(Entries from a dataset)

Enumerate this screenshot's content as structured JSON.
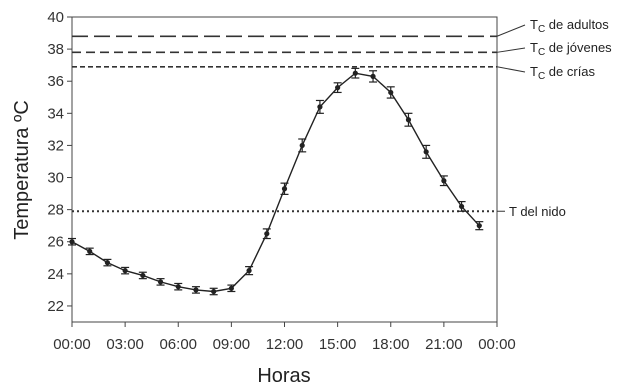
{
  "chart_data": {
    "type": "line",
    "xlabel": "Horas",
    "ylabel": "Temperatura ºC",
    "xlim": [
      0,
      24
    ],
    "ylim": [
      21,
      40
    ],
    "x_ticks": [
      0,
      3,
      6,
      9,
      12,
      15,
      18,
      21,
      24
    ],
    "x_tick_labels": [
      "00:00",
      "03:00",
      "06:00",
      "09:00",
      "12:00",
      "15:00",
      "18:00",
      "21:00",
      "00:00"
    ],
    "y_ticks": [
      22,
      24,
      26,
      28,
      30,
      32,
      34,
      36,
      38,
      40
    ],
    "grid": false,
    "series": [
      {
        "x": [
          0,
          1,
          2,
          3,
          4,
          5,
          6,
          7,
          8,
          9,
          10,
          11,
          12,
          13,
          14,
          15,
          16,
          17,
          18,
          19,
          20,
          21,
          22,
          23
        ],
        "y": [
          26.0,
          25.4,
          24.7,
          24.2,
          23.9,
          23.5,
          23.2,
          23.0,
          22.9,
          23.1,
          24.2,
          26.5,
          29.3,
          32.0,
          34.4,
          35.6,
          36.5,
          36.3,
          35.3,
          33.6,
          31.6,
          29.8,
          28.2,
          27.0
        ],
        "error": [
          0.2,
          0.2,
          0.2,
          0.2,
          0.2,
          0.2,
          0.2,
          0.2,
          0.2,
          0.2,
          0.25,
          0.3,
          0.35,
          0.4,
          0.4,
          0.3,
          0.3,
          0.35,
          0.35,
          0.4,
          0.4,
          0.3,
          0.3,
          0.25
        ]
      }
    ],
    "reference_lines": [
      {
        "y": 38.8,
        "style": "long-dash",
        "label_main": "T",
        "label_sub": "C",
        "label_rest": " de adultos"
      },
      {
        "y": 37.8,
        "style": "dash",
        "label_main": "T",
        "label_sub": "C",
        "label_rest": " de jóvenes"
      },
      {
        "y": 36.9,
        "style": "short-dash",
        "label_main": "T",
        "label_sub": "C",
        "label_rest": " de crías"
      },
      {
        "y": 27.9,
        "style": "dotted",
        "label_main": "T del nido",
        "label_sub": "",
        "label_rest": ""
      }
    ]
  }
}
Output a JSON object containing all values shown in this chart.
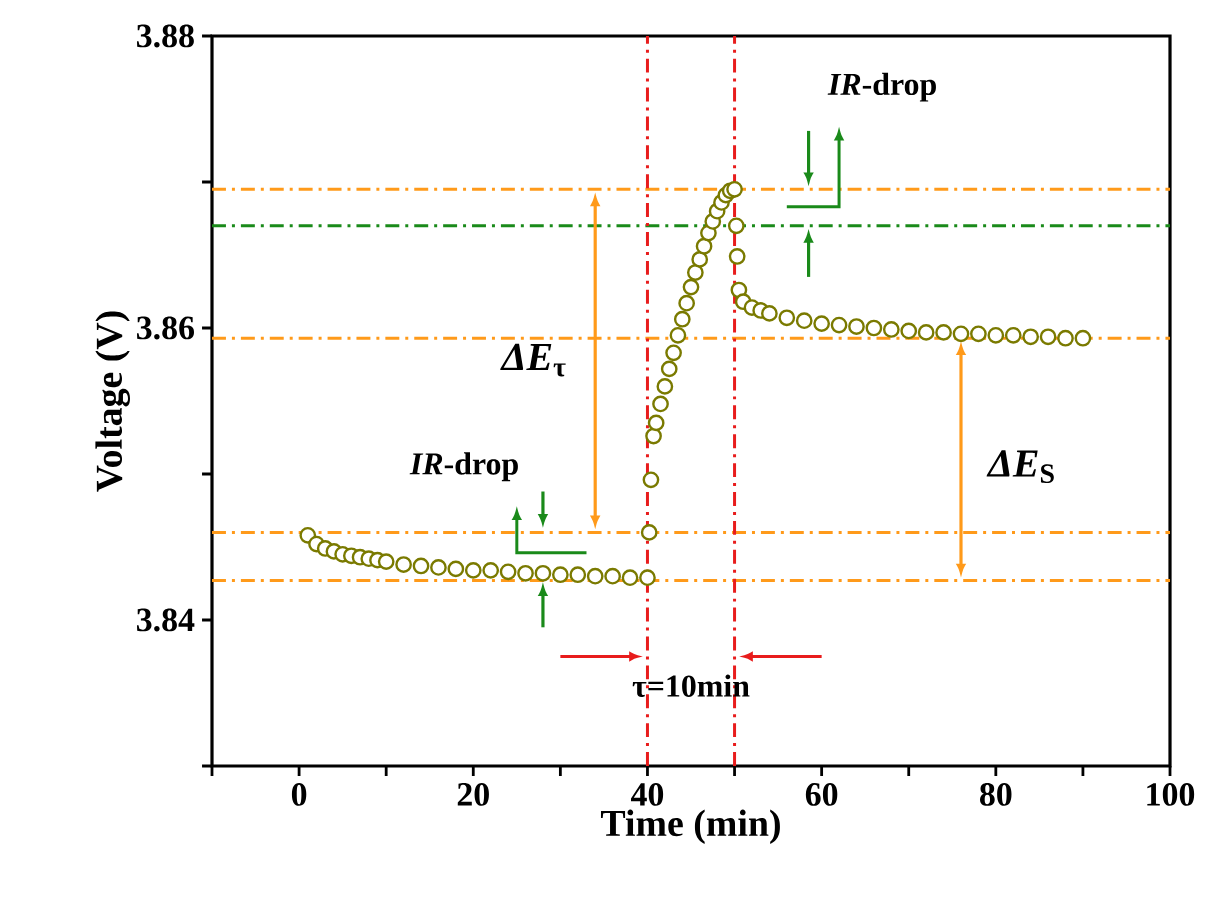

_Do this:_ Reproduce each record above by retyping it exactly; omit all images.

_Problem solution:_
Enumerate this screenshot's content as structured JSON.
{
  "chart_data": {
    "type": "line",
    "xlabel": "Horas",
    "ylabel": "Temperatura ºC",
    "xlim": [
      0,
      24
    ],
    "ylim": [
      21,
      40
    ],
    "x_ticks": [
      0,
      3,
      6,
      9,
      12,
      15,
      18,
      21,
      24
    ],
    "x_tick_labels": [
      "00:00",
      "03:00",
      "06:00",
      "09:00",
      "12:00",
      "15:00",
      "18:00",
      "21:00",
      "00:00"
    ],
    "y_ticks": [
      22,
      24,
      26,
      28,
      30,
      32,
      34,
      36,
      38,
      40
    ],
    "grid": false,
    "series": [
      {
        "x": [
          0,
          1,
          2,
          3,
          4,
          5,
          6,
          7,
          8,
          9,
          10,
          11,
          12,
          13,
          14,
          15,
          16,
          17,
          18,
          19,
          20,
          21,
          22,
          23
        ],
        "y": [
          26.0,
          25.4,
          24.7,
          24.2,
          23.9,
          23.5,
          23.2,
          23.0,
          22.9,
          23.1,
          24.2,
          26.5,
          29.3,
          32.0,
          34.4,
          35.6,
          36.5,
          36.3,
          35.3,
          33.6,
          31.6,
          29.8,
          28.2,
          27.0
        ],
        "error": [
          0.2,
          0.2,
          0.2,
          0.2,
          0.2,
          0.2,
          0.2,
          0.2,
          0.2,
          0.2,
          0.25,
          0.3,
          0.35,
          0.4,
          0.4,
          0.3,
          0.3,
          0.35,
          0.35,
          0.4,
          0.4,
          0.3,
          0.3,
          0.25
        ]
      }
    ],
    "reference_lines": [
      {
        "y": 38.8,
        "style": "long-dash",
        "label_main": "T",
        "label_sub": "C",
        "label_rest": " de adultos"
      },
      {
        "y": 37.8,
        "style": "dash",
        "label_main": "T",
        "label_sub": "C",
        "label_rest": " de jóvenes"
      },
      {
        "y": 36.9,
        "style": "short-dash",
        "label_main": "T",
        "label_sub": "C",
        "label_rest": " de crías"
      },
      {
        "y": 27.9,
        "style": "dotted",
        "label_main": "T del nido",
        "label_sub": "",
        "label_rest": ""
      }
    ]
  }
}
Output a JSON object containing all values shown in this chart.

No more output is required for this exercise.